------ Material for this exercise

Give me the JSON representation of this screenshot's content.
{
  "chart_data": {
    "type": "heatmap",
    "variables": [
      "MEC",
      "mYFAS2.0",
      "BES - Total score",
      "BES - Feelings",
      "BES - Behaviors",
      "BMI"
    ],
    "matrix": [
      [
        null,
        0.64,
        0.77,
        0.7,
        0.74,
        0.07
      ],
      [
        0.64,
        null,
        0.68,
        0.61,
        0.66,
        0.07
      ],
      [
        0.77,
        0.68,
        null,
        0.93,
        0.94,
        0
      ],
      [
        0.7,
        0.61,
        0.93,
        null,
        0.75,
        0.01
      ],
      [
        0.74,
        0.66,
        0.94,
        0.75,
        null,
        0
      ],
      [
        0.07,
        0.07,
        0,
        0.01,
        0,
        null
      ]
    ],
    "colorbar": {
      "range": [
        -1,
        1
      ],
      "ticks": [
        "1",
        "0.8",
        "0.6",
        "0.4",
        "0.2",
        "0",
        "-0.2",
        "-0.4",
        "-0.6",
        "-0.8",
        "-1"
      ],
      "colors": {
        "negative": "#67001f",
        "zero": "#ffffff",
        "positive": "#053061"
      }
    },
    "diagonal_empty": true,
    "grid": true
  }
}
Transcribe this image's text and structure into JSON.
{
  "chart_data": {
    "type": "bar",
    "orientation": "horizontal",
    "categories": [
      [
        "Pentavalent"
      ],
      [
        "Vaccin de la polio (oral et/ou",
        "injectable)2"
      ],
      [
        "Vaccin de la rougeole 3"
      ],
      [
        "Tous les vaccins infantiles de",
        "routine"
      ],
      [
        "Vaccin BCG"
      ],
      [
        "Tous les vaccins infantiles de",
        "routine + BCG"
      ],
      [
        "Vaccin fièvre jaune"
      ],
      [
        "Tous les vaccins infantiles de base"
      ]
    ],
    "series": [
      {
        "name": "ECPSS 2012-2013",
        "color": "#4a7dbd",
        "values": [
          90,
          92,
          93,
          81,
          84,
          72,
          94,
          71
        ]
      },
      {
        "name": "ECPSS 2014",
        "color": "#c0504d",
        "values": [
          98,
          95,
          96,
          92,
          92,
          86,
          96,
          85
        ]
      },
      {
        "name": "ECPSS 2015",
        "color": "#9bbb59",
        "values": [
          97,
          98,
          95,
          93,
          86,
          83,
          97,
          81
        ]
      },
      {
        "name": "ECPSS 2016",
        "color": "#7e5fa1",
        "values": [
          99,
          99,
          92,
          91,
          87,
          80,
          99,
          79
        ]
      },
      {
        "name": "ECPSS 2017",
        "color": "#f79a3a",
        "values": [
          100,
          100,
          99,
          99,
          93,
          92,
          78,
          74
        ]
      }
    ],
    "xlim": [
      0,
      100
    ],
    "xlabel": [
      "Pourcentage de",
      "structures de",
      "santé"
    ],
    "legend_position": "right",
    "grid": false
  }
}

------------

» **Exercise objective**
Retype the records in full. Keep every line identical to the original.

» **Task answer**
Give me the JSON representation of this screenshot's content.
{
  "chart_data": {
    "type": "heatmap",
    "variables": [
      "MEC",
      "mYFAS2.0",
      "BES - Total score",
      "BES - Feelings",
      "BES - Behaviors",
      "BMI"
    ],
    "matrix": [
      [
        null,
        0.64,
        0.77,
        0.7,
        0.74,
        0.07
      ],
      [
        0.64,
        null,
        0.68,
        0.61,
        0.66,
        0.07
      ],
      [
        0.77,
        0.68,
        null,
        0.93,
        0.94,
        0
      ],
      [
        0.7,
        0.61,
        0.93,
        null,
        0.75,
        0.01
      ],
      [
        0.74,
        0.66,
        0.94,
        0.75,
        null,
        0
      ],
      [
        0.07,
        0.07,
        0,
        0.01,
        0,
        null
      ]
    ],
    "colorbar": {
      "range": [
        -1,
        1
      ],
      "ticks": [
        "1",
        "0.8",
        "0.6",
        "0.4",
        "0.2",
        "0",
        "-0.2",
        "-0.4",
        "-0.6",
        "-0.8",
        "-1"
      ],
      "colors": {
        "negative": "#67001f",
        "zero": "#ffffff",
        "positive": "#053061"
      }
    },
    "diagonal_empty": true,
    "grid": true
  }
}
Transcribe this image's text and structure into JSON.
{
  "chart_data": {
    "type": "bar",
    "orientation": "horizontal",
    "categories": [
      [
        "Pentavalent"
      ],
      [
        "Vaccin de la polio (oral et/ou",
        "injectable)2"
      ],
      [
        "Vaccin de la rougeole 3"
      ],
      [
        "Tous les vaccins infantiles de",
        "routine"
      ],
      [
        "Vaccin BCG"
      ],
      [
        "Tous les vaccins infantiles de",
        "routine + BCG"
      ],
      [
        "Vaccin fièvre jaune"
      ],
      [
        "Tous les vaccins infantiles de base"
      ]
    ],
    "series": [
      {
        "name": "ECPSS 2012-2013",
        "color": "#4a7dbd",
        "values": [
          90,
          92,
          93,
          81,
          84,
          72,
          94,
          71
        ]
      },
      {
        "name": "ECPSS 2014",
        "color": "#c0504d",
        "values": [
          98,
          95,
          96,
          92,
          92,
          86,
          96,
          85
        ]
      },
      {
        "name": "ECPSS 2015",
        "color": "#9bbb59",
        "values": [
          97,
          98,
          95,
          93,
          86,
          83,
          97,
          81
        ]
      },
      {
        "name": "ECPSS 2016",
        "color": "#7e5fa1",
        "values": [
          99,
          99,
          92,
          91,
          87,
          80,
          99,
          79
        ]
      },
      {
        "name": "ECPSS 2017",
        "color": "#f79a3a",
        "values": [
          100,
          100,
          99,
          99,
          93,
          92,
          78,
          74
        ]
      }
    ],
    "xlim": [
      0,
      100
    ],
    "xlabel": [
      "Pourcentage de",
      "structures de",
      "santé"
    ],
    "legend_position": "right",
    "grid": false
  }
}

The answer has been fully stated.